Data entries for graphics:

::::::::::

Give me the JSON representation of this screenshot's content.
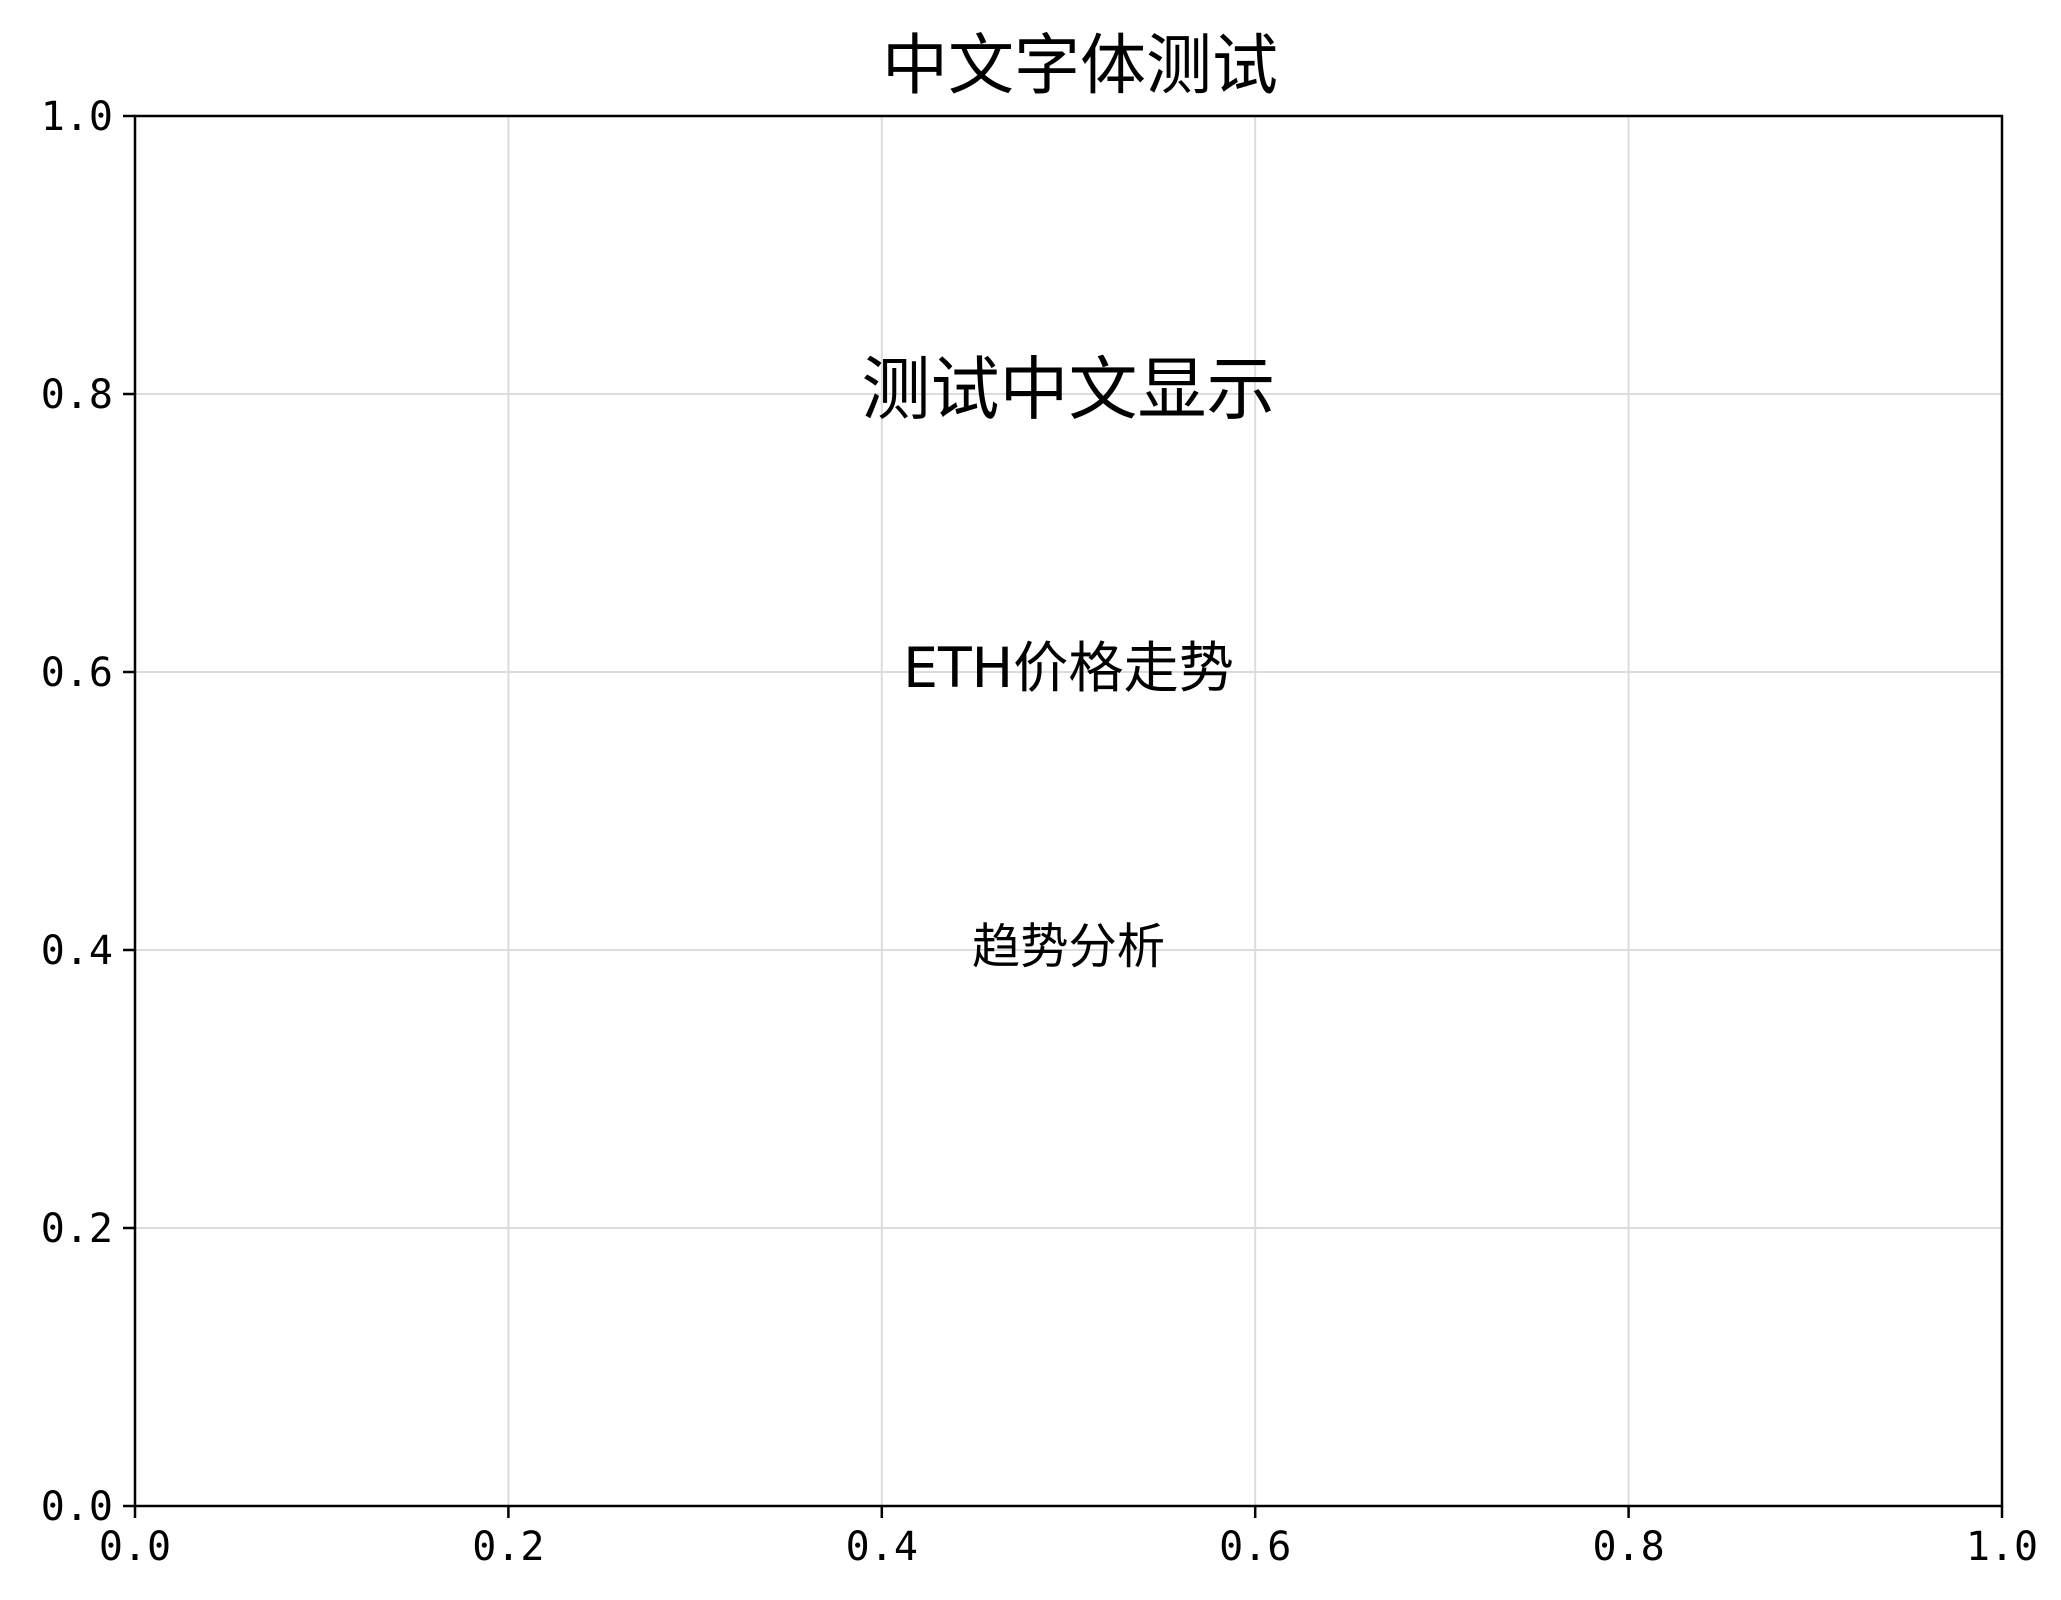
{
  "chart_data": {
    "type": "scatter",
    "title": "中文字体测试",
    "xlabel": "",
    "ylabel": "",
    "xlim": [
      0.0,
      1.0
    ],
    "ylim": [
      0.0,
      1.0
    ],
    "grid": true,
    "x_ticks": [
      {
        "value": 0.0,
        "label": "0.0"
      },
      {
        "value": 0.2,
        "label": "0.2"
      },
      {
        "value": 0.4,
        "label": "0.4"
      },
      {
        "value": 0.6,
        "label": "0.6"
      },
      {
        "value": 0.8,
        "label": "0.8"
      },
      {
        "value": 1.0,
        "label": "1.0"
      }
    ],
    "y_ticks": [
      {
        "value": 0.0,
        "label": "0.0"
      },
      {
        "value": 0.2,
        "label": "0.2"
      },
      {
        "value": 0.4,
        "label": "0.4"
      },
      {
        "value": 0.6,
        "label": "0.6"
      },
      {
        "value": 0.8,
        "label": "0.8"
      },
      {
        "value": 1.0,
        "label": "1.0"
      }
    ],
    "annotations": [
      {
        "text": "测试中文显示",
        "x": 0.5,
        "y": 0.8,
        "fontsize": 20
      },
      {
        "text": "ETH价格走势",
        "x": 0.5,
        "y": 0.6,
        "fontsize": 16
      },
      {
        "text": "趋势分析",
        "x": 0.5,
        "y": 0.4,
        "fontsize": 14
      }
    ]
  }
}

::::::::::

▶ What this task involves:
Read the entries above, then pull out the lines that include "fontsize".

▶ Answer to this task:
        "fontsize": 20
        "fontsize": 16
        "fontsize": 14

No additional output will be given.